* [INSTRUCTIONS TO FOLLOW]: Please copy out, unchanged, the lines of the records between the line holding "bar [170,475,178,481]" and the line holding "y-tick-label: 4000 [494,476,517,487]", inclusive.

* [SUPPLIED RECORDS]:

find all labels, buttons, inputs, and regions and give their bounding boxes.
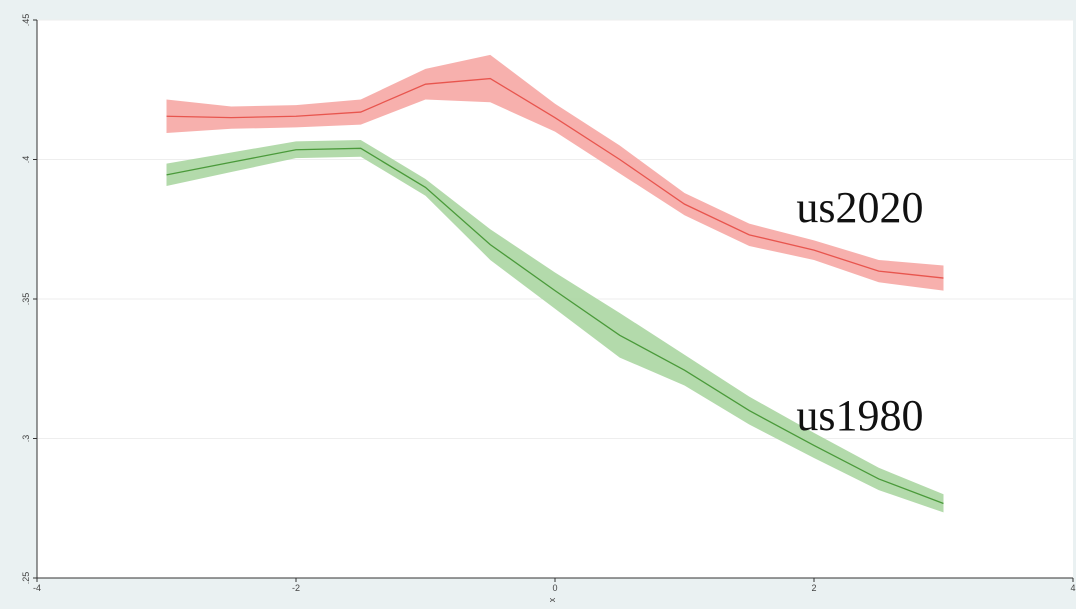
series-label: us1980 (796, 391, 923, 440)
x-tick-label: 0 (552, 583, 557, 593)
y-tick-label: .25 (21, 572, 31, 585)
x-tick-label: -4 (33, 583, 41, 593)
line (166, 147, 944, 505)
y-tick-label: .35 (21, 293, 31, 306)
series-label: us2020 (796, 183, 923, 232)
line (166, 77, 944, 279)
confidence-band (166, 139, 944, 513)
y-tick-label: .4 (21, 156, 31, 164)
y-tick-label: .45 (21, 14, 31, 27)
x-tick-label: -2 (292, 583, 300, 593)
confidence-band (166, 54, 944, 291)
y-tick-label: .3 (21, 435, 31, 443)
x-tick-label: 4 (1070, 583, 1075, 593)
x-axis-label: x (547, 597, 557, 602)
x-tick-label: 2 (811, 583, 816, 593)
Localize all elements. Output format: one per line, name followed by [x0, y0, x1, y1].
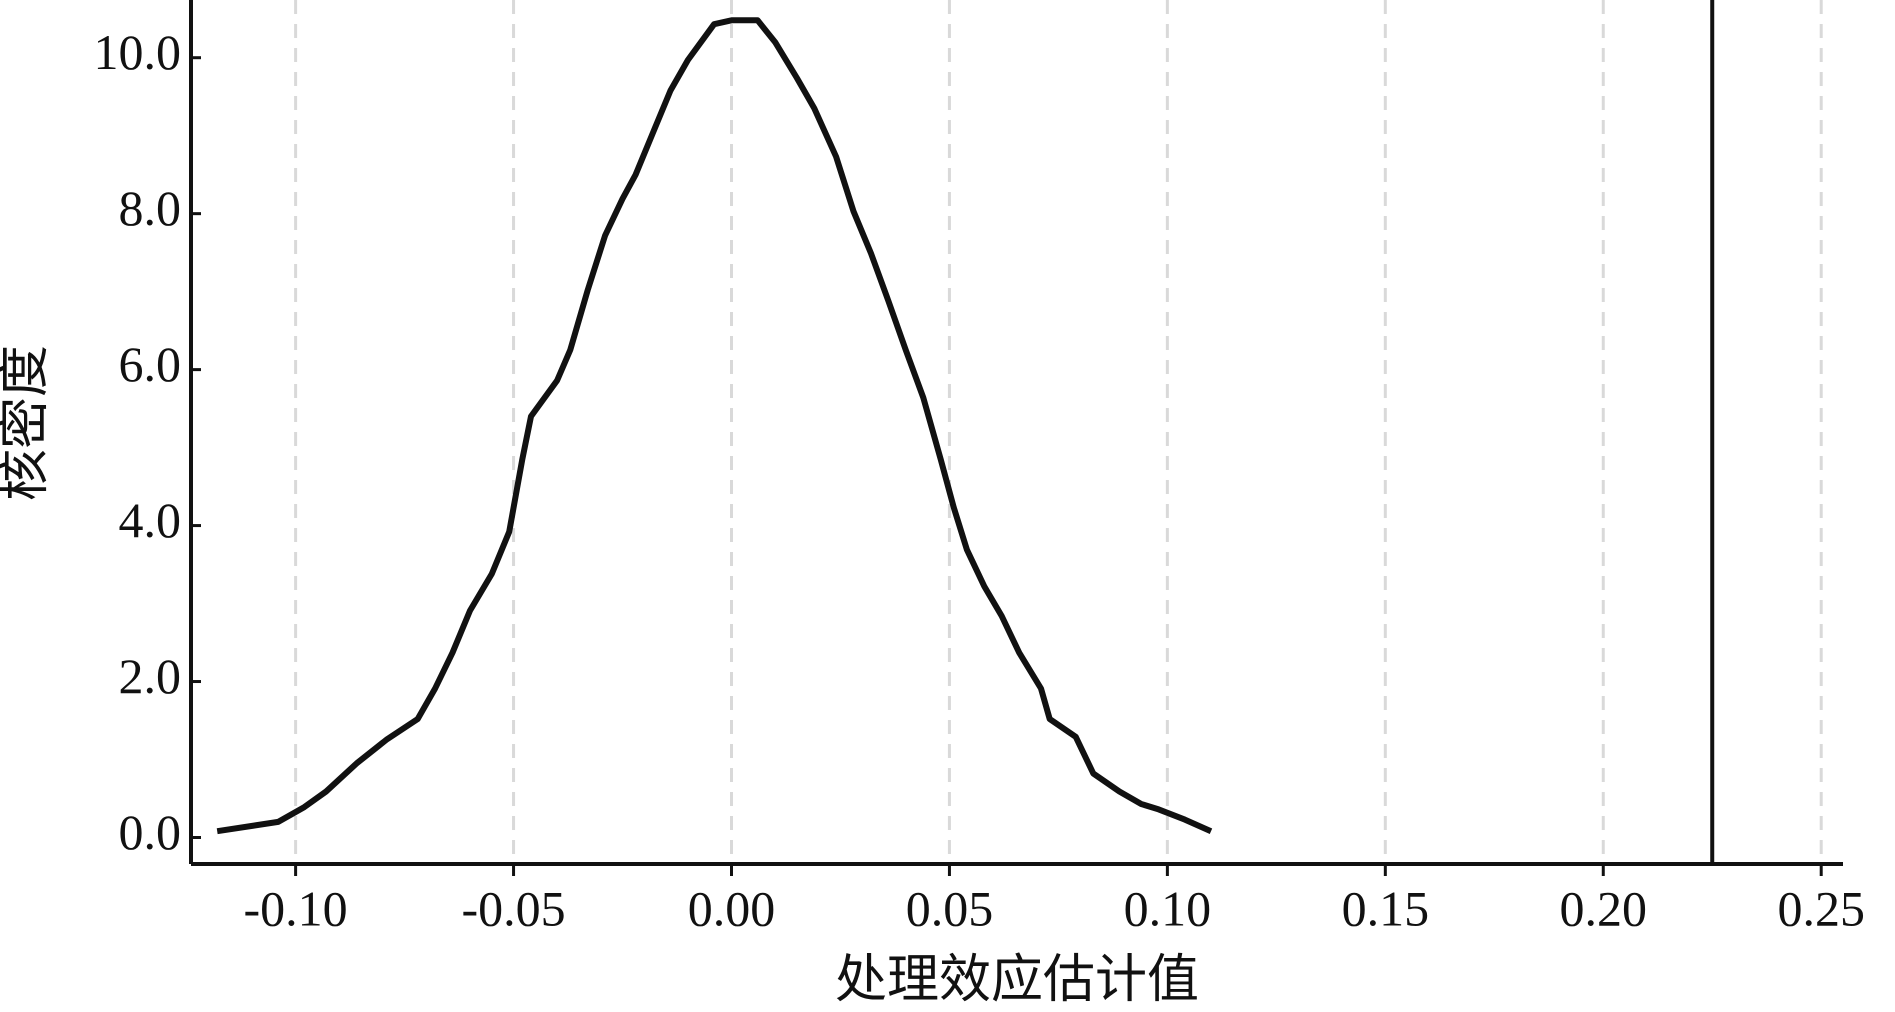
x-tick-label: 0.25 — [1777, 880, 1865, 936]
y-axis-title: 核密度 — [0, 345, 54, 501]
x-tick-label: 0.20 — [1560, 880, 1648, 936]
density-line — [216, 17, 1213, 835]
x-tick-label: -0.10 — [244, 880, 348, 936]
y-tick-label: 8.0 — [119, 180, 182, 236]
x-tick-label: -0.05 — [461, 880, 565, 936]
y-tick-label: 4.0 — [119, 492, 182, 548]
x-tick-label: 0.05 — [906, 880, 994, 936]
x-tick-label: 0.00 — [688, 880, 776, 936]
y-tick-label: 10.0 — [94, 24, 182, 80]
x-tick-label: 0.10 — [1124, 880, 1212, 936]
x-tick-label: 0.15 — [1342, 880, 1430, 936]
y-tick-label: 6.0 — [119, 336, 182, 392]
y-tick-label: 2.0 — [119, 648, 182, 704]
y-tick-label: 0.0 — [119, 804, 182, 860]
x-axis-title: 处理效应估计值 — [835, 952, 1199, 1009]
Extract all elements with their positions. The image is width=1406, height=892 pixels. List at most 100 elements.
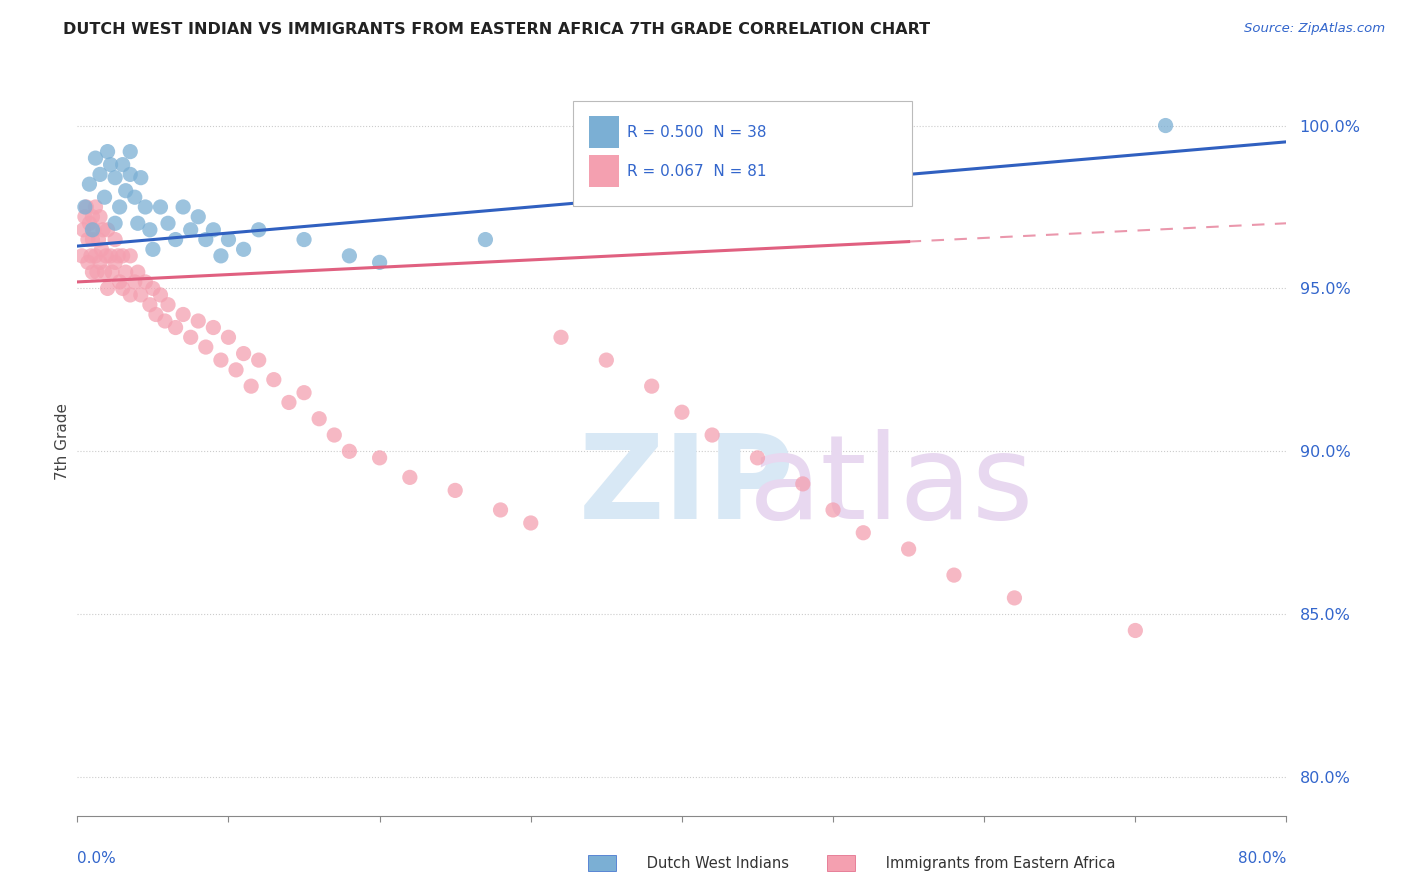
- Point: [157, 298, 180, 312]
- Point: [142, 281, 165, 295]
- Point: [93, 265, 115, 279]
- Point: [225, 363, 247, 377]
- Point: [82, 223, 104, 237]
- Point: [120, 288, 142, 302]
- Point: [72, 223, 94, 237]
- Point: [595, 353, 617, 368]
- Point: [108, 275, 131, 289]
- FancyBboxPatch shape: [588, 855, 616, 871]
- Point: [149, 200, 172, 214]
- Point: [82, 233, 104, 247]
- Point: [84, 249, 107, 263]
- Point: [79, 177, 101, 191]
- Text: Source: ZipAtlas.com: Source: ZipAtlas.com: [1244, 22, 1385, 36]
- Point: [129, 288, 152, 302]
- Point: [73, 200, 96, 214]
- Point: [247, 353, 270, 368]
- Point: [127, 265, 149, 279]
- Point: [111, 158, 134, 172]
- Point: [1154, 119, 1177, 133]
- Point: [153, 314, 176, 328]
- Point: [145, 308, 167, 322]
- Point: [91, 223, 114, 237]
- Point: [120, 249, 142, 263]
- Point: [73, 210, 96, 224]
- Point: [1123, 624, 1146, 638]
- Point: [671, 405, 693, 419]
- Point: [399, 470, 422, 484]
- Point: [278, 395, 301, 409]
- Point: [202, 320, 225, 334]
- Point: [520, 516, 543, 530]
- Point: [107, 249, 129, 263]
- Point: [77, 233, 100, 247]
- Point: [747, 450, 769, 465]
- Text: R = 0.067  N = 81: R = 0.067 N = 81: [627, 163, 768, 178]
- FancyBboxPatch shape: [589, 155, 619, 186]
- Text: 80.0%: 80.0%: [1239, 852, 1286, 866]
- Point: [337, 444, 360, 458]
- Point: [240, 379, 263, 393]
- Point: [308, 411, 330, 425]
- Point: [821, 503, 844, 517]
- Point: [100, 158, 122, 172]
- Point: [187, 210, 209, 224]
- Point: [852, 525, 875, 540]
- Point: [86, 265, 108, 279]
- Point: [157, 216, 180, 230]
- Point: [218, 330, 240, 344]
- Point: [104, 170, 127, 185]
- Point: [180, 223, 202, 237]
- Point: [111, 281, 134, 295]
- Point: [90, 243, 112, 257]
- FancyBboxPatch shape: [574, 101, 911, 205]
- Y-axis label: 7th Grade: 7th Grade: [55, 403, 70, 480]
- Point: [83, 223, 105, 237]
- Point: [75, 200, 97, 214]
- Point: [84, 200, 107, 214]
- Point: [1004, 591, 1026, 605]
- Point: [218, 233, 240, 247]
- Point: [108, 200, 131, 214]
- Point: [127, 216, 149, 230]
- Point: [142, 243, 165, 257]
- Point: [104, 255, 127, 269]
- Point: [165, 233, 187, 247]
- Point: [104, 216, 127, 230]
- Text: R = 0.500  N = 38: R = 0.500 N = 38: [627, 125, 768, 139]
- Point: [93, 190, 115, 204]
- Point: [180, 330, 202, 344]
- Point: [89, 168, 111, 182]
- Point: [474, 233, 496, 247]
- Point: [187, 314, 209, 328]
- Point: [368, 255, 391, 269]
- Point: [114, 265, 136, 279]
- Text: DUTCH WEST INDIAN VS IMMIGRANTS FROM EASTERN AFRICA 7TH GRADE CORRELATION CHART: DUTCH WEST INDIAN VS IMMIGRANTS FROM EAS…: [63, 22, 931, 37]
- Point: [94, 249, 117, 263]
- Point: [323, 428, 346, 442]
- Point: [194, 233, 217, 247]
- Text: ZIP: ZIP: [579, 429, 796, 544]
- Point: [124, 275, 146, 289]
- Point: [77, 255, 100, 269]
- Point: [942, 568, 965, 582]
- Point: [489, 503, 512, 517]
- Point: [120, 145, 142, 159]
- FancyBboxPatch shape: [827, 855, 855, 871]
- Point: [134, 275, 156, 289]
- Point: [550, 330, 572, 344]
- Point: [111, 249, 134, 263]
- Point: [134, 200, 156, 214]
- Point: [70, 249, 93, 263]
- Point: [641, 379, 664, 393]
- Point: [165, 320, 187, 334]
- Point: [263, 373, 285, 387]
- Point: [209, 353, 232, 368]
- Point: [292, 233, 315, 247]
- Point: [82, 210, 104, 224]
- Point: [139, 298, 162, 312]
- Point: [202, 223, 225, 237]
- Point: [897, 542, 920, 557]
- Point: [87, 233, 110, 247]
- Point: [89, 255, 111, 269]
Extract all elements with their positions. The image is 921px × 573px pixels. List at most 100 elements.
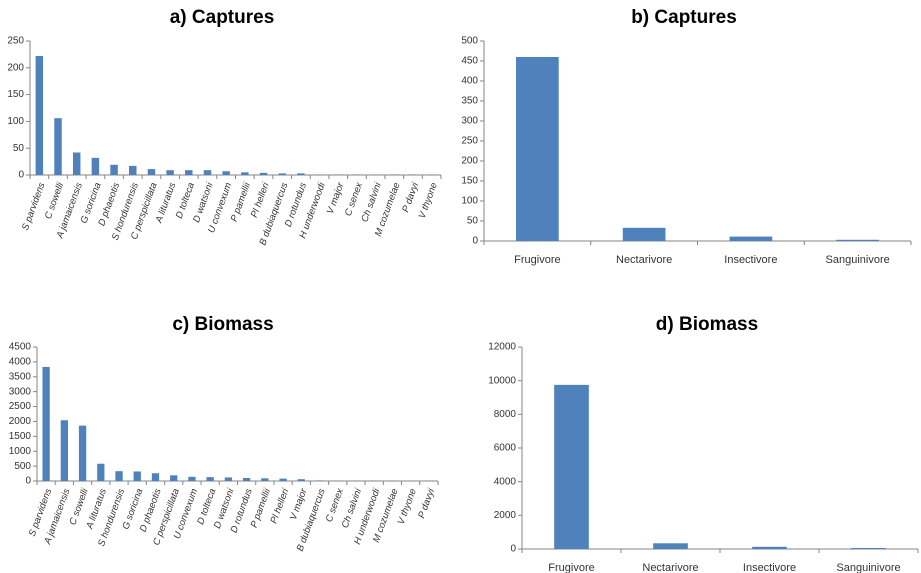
bar [170,475,178,481]
y-tick-label: 0 [25,476,31,487]
y-tick-label: 4500 [9,342,32,353]
y-tick-label: 350 [461,96,478,107]
chart-d-title: d) Biomass [656,314,758,335]
bar [851,547,886,549]
y-tick-label: 2500 [9,401,32,412]
bar [554,384,589,549]
y-tick-label: 1000 [9,446,32,457]
bar [35,56,44,176]
y-tick-label: 100 [461,196,478,207]
y-tick-label: 150 [7,89,24,100]
bar [115,471,123,481]
bar [297,479,305,481]
bar [261,478,269,481]
y-tick-label: 300 [461,116,478,127]
bar [188,476,196,481]
bar [315,480,324,481]
y-tick-label: 2000 [9,416,32,427]
y-tick-label: 4000 [9,357,32,368]
bar [371,174,380,175]
y-tick-label: 0 [510,544,516,555]
bar [242,478,251,481]
x-category-label: Insectivore [724,254,777,266]
x-category-label: P davyi [416,486,437,520]
y-tick-label: 0 [18,170,24,181]
y-tick-label: 2000 [494,510,517,521]
chart-b: b) Captures 0 50 100 150 200 250 300 350 400 450 50… [461,7,912,266]
chart-c: c) Biomass 0 500 1000 1500 2000 2500 3000 3500 40… [9,314,439,553]
y-tick-label: 0 [472,236,478,247]
y-tick-label: 4000 [494,476,517,487]
bar [54,118,62,175]
bar [133,471,141,481]
y-tick-label: 100 [7,116,24,127]
bar [297,173,305,175]
y-tick-label: 200 [461,156,478,167]
x-category-label: Insectivore [743,562,796,573]
bar [72,152,81,175]
bar [97,463,105,481]
bar [729,236,773,241]
bar [151,473,160,481]
y-tick-label: 50 [13,143,25,154]
bar [224,477,233,481]
y-tick-label: 8000 [494,409,517,420]
y-tick-label: 10000 [488,375,516,386]
y-tick-label: 400 [461,76,478,87]
bar [166,170,174,175]
y-tick-label: 3500 [9,371,32,382]
bar [129,165,137,175]
y-tick-label: 200 [7,62,24,73]
x-category-label: Sanguinivore [836,562,900,573]
bar [147,169,156,175]
bar [241,172,249,175]
bar [427,174,436,175]
y-tick-label: 500 [461,36,478,47]
chart-b-title: b) Captures [631,7,737,28]
bar [315,174,324,175]
y-tick-label: 3000 [9,386,32,397]
bar [836,239,879,241]
bar [653,543,688,549]
bar [206,477,214,481]
bar [110,164,118,175]
y-tick-label: 12000 [488,342,516,353]
y-tick-label: 500 [14,461,31,472]
x-category-label: Frugivore [548,562,594,573]
bar [78,425,87,481]
bar [222,171,230,175]
x-category-label: P davyi [400,180,421,214]
bar [278,173,286,175]
y-tick-label: 250 [7,36,24,47]
chart-a-title: a) Captures [170,7,275,28]
x-category-label: Nectarivore [642,562,698,573]
chart-d: d) Biomass 0 2000 4000 6000 8000 10000 12000 Fru… [488,314,919,573]
bar [91,157,100,175]
bar [185,170,193,175]
bar [279,478,287,481]
bar [60,420,68,481]
x-category-label: Nectarivore [616,254,672,266]
bar [42,366,50,481]
x-category-label: Sanguinivore [826,254,890,266]
y-tick-label: 250 [461,136,478,147]
bar [259,172,268,175]
bar [409,174,417,175]
bar [390,174,399,175]
y-tick-label: 1500 [9,431,32,442]
y-tick-label: 150 [461,176,478,187]
y-tick-label: 50 [467,216,479,227]
x-category-label: S parvidens [20,181,48,232]
bar [516,57,559,241]
bar [203,170,212,175]
bar [752,546,787,549]
y-tick-label: 450 [461,56,478,67]
bar [353,174,361,175]
chart-c-title: c) Biomass [172,314,273,335]
y-tick-label: 6000 [494,443,517,454]
x-category-label: Frugivore [514,254,560,266]
bar [622,227,666,241]
bar [334,174,342,175]
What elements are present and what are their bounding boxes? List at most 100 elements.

* [ANSWER TO THIS TASK]:
bar [170,475,178,481]
y-tick-label: 0 [25,476,31,487]
y-tick-label: 4500 [9,342,32,353]
y-tick-label: 350 [461,96,478,107]
chart-d-title: d) Biomass [656,314,758,335]
bar [851,547,886,549]
y-tick-label: 2500 [9,401,32,412]
bar [554,384,589,549]
y-tick-label: 1000 [9,446,32,457]
bar [35,56,44,176]
y-tick-label: 100 [461,196,478,207]
y-tick-label: 150 [7,89,24,100]
bar [115,471,123,481]
bar [297,479,305,481]
bar [261,478,269,481]
y-tick-label: 300 [461,116,478,127]
bar [188,476,196,481]
bar [315,480,324,481]
y-tick-label: 2000 [9,416,32,427]
y-tick-label: 4000 [9,357,32,368]
bar [371,174,380,175]
y-tick-label: 0 [510,544,516,555]
bar [242,478,251,481]
x-category-label: Insectivore [724,254,777,266]
x-category-label: P davyi [416,486,437,520]
y-tick-label: 0 [18,170,24,181]
y-tick-label: 2000 [494,510,517,521]
chart-b: b) Captures 0 50 100 150 200 250 300 350 400 450 50… [461,7,912,266]
chart-c: c) Biomass 0 500 1000 1500 2000 2500 3000 3500 40… [9,314,439,553]
y-tick-label: 0 [472,236,478,247]
y-tick-label: 4000 [494,476,517,487]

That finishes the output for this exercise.